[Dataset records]
=-=-=-=-=

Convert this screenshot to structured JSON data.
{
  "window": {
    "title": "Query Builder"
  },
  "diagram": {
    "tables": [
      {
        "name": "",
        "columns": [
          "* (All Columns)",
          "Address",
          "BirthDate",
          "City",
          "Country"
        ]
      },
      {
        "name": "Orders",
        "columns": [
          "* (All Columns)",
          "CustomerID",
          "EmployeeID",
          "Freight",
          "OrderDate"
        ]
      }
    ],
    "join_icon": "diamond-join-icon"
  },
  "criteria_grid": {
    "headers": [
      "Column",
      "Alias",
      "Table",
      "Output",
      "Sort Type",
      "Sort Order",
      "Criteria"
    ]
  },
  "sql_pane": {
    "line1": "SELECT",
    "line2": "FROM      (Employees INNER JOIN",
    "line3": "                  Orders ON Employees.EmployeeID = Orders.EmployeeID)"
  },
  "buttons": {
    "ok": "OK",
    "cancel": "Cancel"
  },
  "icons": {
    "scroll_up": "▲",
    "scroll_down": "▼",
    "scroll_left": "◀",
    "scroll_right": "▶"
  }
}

=-=-=-=-=

[Stated task] Go through the records and print each one exactly.

[Answer]
Convert this screenshot to structured JSON data.
{
  "window": {
    "title": "Query Builder"
  },
  "diagram": {
    "tables": [
      {
        "name": "",
        "columns": [
          "* (All Columns)",
          "Address",
          "BirthDate",
          "City",
          "Country"
        ]
      },
      {
        "name": "Orders",
        "columns": [
          "* (All Columns)",
          "CustomerID",
          "EmployeeID",
          "Freight",
          "OrderDate"
        ]
      }
    ],
    "join_icon": "diamond-join-icon"
  },
  "criteria_grid": {
    "headers": [
      "Column",
      "Alias",
      "Table",
      "Output",
      "Sort Type",
      "Sort Order",
      "Criteria"
    ]
  },
  "sql_pane": {
    "line1": "SELECT",
    "line2": "FROM      (Employees INNER JOIN",
    "line3": "                  Orders ON Employees.EmployeeID = Orders.EmployeeID)"
  },
  "buttons": {
    "ok": "OK",
    "cancel": "Cancel"
  },
  "icons": {
    "scroll_up": "▲",
    "scroll_down": "▼",
    "scroll_left": "◀",
    "scroll_right": "▶"
  }
}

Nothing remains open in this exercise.